> _Saved data entries_
-=-=-=-=-

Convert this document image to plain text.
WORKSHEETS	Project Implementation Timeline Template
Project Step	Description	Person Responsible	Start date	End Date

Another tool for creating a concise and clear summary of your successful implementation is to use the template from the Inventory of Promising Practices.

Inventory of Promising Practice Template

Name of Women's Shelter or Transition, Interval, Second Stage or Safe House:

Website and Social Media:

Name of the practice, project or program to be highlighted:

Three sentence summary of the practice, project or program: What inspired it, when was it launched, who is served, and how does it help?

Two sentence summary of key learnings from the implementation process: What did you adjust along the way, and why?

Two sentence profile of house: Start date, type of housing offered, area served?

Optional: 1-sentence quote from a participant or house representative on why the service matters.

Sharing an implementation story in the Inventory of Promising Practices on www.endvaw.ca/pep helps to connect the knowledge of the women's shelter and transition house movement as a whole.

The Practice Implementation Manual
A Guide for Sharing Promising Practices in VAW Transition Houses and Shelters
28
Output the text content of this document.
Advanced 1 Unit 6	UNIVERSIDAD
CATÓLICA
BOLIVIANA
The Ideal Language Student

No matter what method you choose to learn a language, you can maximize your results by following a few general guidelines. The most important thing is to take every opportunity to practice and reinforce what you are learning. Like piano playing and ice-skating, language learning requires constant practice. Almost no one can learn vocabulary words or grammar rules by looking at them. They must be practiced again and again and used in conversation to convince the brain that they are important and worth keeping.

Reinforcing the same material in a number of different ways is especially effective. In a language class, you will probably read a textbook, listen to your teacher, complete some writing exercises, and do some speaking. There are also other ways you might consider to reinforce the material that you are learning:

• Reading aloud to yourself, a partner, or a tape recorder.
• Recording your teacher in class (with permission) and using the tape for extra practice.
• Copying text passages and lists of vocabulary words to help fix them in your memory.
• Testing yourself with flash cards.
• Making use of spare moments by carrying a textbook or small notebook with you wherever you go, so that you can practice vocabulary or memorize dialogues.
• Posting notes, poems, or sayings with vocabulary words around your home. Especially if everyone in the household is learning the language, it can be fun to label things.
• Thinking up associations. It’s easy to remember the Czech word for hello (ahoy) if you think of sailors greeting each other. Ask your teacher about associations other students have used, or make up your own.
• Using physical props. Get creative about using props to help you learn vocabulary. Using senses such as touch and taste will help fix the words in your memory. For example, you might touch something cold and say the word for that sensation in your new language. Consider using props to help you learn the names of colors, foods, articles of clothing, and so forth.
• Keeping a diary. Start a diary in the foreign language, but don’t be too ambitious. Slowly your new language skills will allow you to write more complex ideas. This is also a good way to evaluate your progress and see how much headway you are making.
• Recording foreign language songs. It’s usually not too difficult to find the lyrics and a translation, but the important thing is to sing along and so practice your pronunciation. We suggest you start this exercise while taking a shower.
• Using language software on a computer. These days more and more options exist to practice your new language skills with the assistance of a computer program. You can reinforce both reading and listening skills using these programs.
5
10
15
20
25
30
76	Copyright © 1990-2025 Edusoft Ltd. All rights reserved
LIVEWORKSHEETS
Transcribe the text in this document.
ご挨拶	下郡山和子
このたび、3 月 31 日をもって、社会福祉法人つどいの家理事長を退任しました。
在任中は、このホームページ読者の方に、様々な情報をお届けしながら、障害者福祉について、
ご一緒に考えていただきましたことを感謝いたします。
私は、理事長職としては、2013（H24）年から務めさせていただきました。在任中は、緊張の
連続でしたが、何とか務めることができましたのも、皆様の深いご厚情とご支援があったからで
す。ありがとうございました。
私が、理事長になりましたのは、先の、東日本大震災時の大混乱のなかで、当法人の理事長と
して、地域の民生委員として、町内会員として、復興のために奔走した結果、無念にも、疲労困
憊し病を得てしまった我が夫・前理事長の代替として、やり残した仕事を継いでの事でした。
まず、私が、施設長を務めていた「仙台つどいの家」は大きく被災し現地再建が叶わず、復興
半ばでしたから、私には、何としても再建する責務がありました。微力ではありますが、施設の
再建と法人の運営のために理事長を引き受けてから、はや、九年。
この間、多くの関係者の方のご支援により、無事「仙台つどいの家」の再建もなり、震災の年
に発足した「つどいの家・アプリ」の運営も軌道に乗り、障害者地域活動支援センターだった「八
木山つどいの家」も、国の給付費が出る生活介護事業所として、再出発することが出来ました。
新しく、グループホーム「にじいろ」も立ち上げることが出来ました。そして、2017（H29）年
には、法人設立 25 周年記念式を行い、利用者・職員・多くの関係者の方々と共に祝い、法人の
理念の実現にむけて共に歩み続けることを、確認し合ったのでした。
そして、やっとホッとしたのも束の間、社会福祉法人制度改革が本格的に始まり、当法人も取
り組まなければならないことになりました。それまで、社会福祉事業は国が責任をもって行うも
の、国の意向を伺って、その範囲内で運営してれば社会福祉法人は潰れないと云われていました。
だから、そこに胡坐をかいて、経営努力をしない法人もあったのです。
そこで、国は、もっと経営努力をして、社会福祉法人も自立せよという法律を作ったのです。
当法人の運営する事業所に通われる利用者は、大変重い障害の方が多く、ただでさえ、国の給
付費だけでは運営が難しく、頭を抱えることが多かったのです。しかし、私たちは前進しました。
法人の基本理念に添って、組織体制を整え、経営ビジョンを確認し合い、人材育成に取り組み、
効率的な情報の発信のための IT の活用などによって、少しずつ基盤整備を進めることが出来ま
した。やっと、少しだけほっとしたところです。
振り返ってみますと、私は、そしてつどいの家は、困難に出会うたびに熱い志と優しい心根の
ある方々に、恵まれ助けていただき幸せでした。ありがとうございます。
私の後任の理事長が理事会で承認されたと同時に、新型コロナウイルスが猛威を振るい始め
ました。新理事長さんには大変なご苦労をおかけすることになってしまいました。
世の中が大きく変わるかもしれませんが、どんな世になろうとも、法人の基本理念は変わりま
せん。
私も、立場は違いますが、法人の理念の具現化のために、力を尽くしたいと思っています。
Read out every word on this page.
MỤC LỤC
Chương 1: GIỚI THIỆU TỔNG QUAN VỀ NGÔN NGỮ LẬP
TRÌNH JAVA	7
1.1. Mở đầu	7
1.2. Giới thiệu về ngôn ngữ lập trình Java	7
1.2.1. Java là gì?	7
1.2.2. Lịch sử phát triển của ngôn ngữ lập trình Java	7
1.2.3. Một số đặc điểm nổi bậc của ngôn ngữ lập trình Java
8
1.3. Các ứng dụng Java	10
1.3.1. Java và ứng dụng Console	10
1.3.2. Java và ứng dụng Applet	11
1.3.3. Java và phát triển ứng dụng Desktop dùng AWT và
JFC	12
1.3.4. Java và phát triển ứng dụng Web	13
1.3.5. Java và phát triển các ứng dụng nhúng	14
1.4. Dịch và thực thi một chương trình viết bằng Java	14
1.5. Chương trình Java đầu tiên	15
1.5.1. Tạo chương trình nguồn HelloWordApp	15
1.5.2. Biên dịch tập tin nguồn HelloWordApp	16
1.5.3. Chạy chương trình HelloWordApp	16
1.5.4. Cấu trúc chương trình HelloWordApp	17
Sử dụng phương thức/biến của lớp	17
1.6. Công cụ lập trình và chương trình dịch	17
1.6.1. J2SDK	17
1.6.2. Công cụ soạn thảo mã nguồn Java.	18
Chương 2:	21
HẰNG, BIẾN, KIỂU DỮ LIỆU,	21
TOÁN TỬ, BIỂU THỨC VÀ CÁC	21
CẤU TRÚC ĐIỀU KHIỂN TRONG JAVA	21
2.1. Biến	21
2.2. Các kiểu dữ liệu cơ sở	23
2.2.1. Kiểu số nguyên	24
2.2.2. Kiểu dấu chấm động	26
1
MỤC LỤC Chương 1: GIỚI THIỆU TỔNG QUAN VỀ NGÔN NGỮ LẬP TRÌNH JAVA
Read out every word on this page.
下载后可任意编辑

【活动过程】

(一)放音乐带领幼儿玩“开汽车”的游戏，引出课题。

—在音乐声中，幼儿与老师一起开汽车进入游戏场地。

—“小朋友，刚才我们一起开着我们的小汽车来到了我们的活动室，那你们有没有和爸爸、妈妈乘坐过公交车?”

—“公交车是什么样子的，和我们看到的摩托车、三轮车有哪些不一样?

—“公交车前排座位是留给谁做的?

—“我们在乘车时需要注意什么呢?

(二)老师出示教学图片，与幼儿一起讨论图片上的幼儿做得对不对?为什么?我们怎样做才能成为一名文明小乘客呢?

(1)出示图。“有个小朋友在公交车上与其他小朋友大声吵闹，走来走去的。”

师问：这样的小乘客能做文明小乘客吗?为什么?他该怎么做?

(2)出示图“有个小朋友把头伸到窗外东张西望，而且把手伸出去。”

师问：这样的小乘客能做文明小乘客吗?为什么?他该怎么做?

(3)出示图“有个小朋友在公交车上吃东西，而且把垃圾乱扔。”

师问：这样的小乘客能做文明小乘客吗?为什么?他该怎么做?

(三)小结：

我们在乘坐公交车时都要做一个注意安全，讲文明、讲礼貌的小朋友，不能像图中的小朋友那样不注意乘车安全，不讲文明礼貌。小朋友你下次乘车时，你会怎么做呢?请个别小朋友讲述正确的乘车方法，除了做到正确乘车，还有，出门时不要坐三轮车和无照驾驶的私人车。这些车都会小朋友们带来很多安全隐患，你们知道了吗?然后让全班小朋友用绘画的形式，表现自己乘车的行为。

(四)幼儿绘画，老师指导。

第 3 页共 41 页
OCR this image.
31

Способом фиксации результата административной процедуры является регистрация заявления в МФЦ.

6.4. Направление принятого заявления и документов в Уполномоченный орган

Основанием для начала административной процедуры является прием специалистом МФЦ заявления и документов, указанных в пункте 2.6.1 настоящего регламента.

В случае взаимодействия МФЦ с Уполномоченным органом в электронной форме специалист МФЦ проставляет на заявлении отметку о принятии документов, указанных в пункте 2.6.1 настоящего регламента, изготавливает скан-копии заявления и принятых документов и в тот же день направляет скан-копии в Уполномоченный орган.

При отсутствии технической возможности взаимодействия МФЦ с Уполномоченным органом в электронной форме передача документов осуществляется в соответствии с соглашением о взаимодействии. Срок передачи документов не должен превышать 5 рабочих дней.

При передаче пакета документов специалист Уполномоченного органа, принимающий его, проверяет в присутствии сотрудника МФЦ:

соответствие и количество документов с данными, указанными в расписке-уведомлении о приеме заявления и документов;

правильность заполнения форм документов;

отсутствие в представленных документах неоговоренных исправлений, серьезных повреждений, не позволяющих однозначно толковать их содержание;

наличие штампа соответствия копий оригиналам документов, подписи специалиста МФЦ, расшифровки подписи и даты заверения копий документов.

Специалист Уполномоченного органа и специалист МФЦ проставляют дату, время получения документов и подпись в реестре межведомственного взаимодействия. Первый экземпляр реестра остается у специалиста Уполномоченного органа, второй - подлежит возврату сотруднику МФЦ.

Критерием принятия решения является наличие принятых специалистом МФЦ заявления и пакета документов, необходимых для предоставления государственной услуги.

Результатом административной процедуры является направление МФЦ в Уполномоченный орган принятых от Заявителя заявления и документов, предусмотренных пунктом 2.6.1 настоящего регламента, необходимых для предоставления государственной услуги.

-=-=-=-=-

> _Description of the task_
Copy, from the material above, each line in which the string "在任中は" occurs.

> _Right answer_
在任中は、このホームページ読者の方に、様々な情報をお届けしながら、障害者福祉について、
私は、理事長職としては、2013（H24）年から務めさせていただきました。在任中は、緊張の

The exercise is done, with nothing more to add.